Provided passage ::
Research Conducts Mechanical Characterization of Different Aluminum Foams

Researchers from University of Coimbra enhanced the effect of open-cell foams having a uniform cell structure

Increasing concerns regarding global warming and climate change has led to high focus on reduction in CO2 emissions. According to the paper – ‘The Effect of Fiber Orientation on the Formability and Failure Behavior of a Woven Self-Reinforced Composite’ published in 2014 in the Journal of Manufacturing Science and Engineering, the transport sector is accounts for 25% of the greenhouse emissions in Europe, 16% in Australia, and 23% in the U.S. Several studies and manufacturers are focused on decreasing weight of vehicles to reduce fuel consumptions and emitted pollutants.

Metallic foams are cellular structures that consist of solid metals with gas-filled pores comprising a large portion of the volume. These foams have high stiffness-to-weight ratio, low density, good shear and fracture strength, the damping capacity, higher natural flexural vibration frequency, and sound-absorbing capacity. Now, a team of researchers from University of Coimbra enhanced the effect of open-cell foams that have a uniform cell structure and relative densities of 20%, 40%, and 60% in the mechanical properties at high strain rates. The team also assessed aluminum tubes combined with different aluminum foams. The metallic foam was characterized on the macroscopic scale using a split Hopkinson pressure bar (SHPB).

Work instructions ::
A. Write out the passage of the aluminum foam article starting at "Metallic foams are" and ending at "pressure bar (SHPB).".
B. Render this sentence from the aluminum foam article in Spanish: "The metallic foam was characterized on the macroscopic scale using a split Hopkinson pressure bar (SHPB)."
C. Carry on the aluminum foam article from the point where it stops.

Record set ::
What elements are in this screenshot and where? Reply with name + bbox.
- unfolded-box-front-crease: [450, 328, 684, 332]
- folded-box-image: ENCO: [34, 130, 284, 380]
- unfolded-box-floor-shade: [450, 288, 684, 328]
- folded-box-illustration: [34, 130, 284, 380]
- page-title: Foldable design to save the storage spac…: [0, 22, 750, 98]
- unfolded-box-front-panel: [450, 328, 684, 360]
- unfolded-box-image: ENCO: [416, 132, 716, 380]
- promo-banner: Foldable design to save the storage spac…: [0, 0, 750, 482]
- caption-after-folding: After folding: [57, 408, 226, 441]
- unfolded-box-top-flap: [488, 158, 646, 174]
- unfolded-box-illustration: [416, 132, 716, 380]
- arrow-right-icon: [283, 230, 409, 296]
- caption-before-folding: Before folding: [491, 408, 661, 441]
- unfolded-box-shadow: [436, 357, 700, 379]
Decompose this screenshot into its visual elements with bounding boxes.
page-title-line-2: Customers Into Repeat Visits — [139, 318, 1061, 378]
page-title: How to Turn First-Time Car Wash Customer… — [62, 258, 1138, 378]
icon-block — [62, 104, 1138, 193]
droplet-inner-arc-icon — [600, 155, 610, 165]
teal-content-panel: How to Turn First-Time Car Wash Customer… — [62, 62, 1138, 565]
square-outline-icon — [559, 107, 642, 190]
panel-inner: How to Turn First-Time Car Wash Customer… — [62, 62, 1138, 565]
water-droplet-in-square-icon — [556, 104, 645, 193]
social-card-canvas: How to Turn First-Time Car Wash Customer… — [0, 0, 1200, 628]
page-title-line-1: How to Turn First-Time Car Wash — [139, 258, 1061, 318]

Task answers ::
A.
Metallic foams are cellular structures that consist of solid metals with gas-filled pores comprising a large portion of the volume. These foams have high stiffness-to-weight ratio, low density, good shear and fracture strength, the damping capacity, higher natural flexural vibration frequency, and sound-absorbing capacity. Now, a team of researchers from University of Coimbra enhanced the effect of open-cell foams that have a uniform cell structure and relative densities of 20%, 40%, and 60% in the mechanical properties at high strain rates. The team also assessed aluminum tubes combined with different aluminum foams. The metallic foam was characterized on the macroscopic scale using a split Hopkinson pressure bar (SHPB).

B. La espuma metálica se caracterizó a escala macroscópica mediante una barra de presión Hopkinson dividida (SHPB).

C.
The team found that Al6082-T4 foams promote efficient mechanical performances at high strain rates than the AlSi12 foams. The dual-size cell structure (DS) arrangement for the Al6082-T4 foams was accountable for absorbed energy values around 70% higher than with the uniform-size cell structure. The team found that energy absorption of a foam-filled tube was higher than that of the foam. According to the researchers, the findings help to enhance the design of foam-filled tubular crashworthy components. The research was published in the journal MDPI Materials on May 1, 2019.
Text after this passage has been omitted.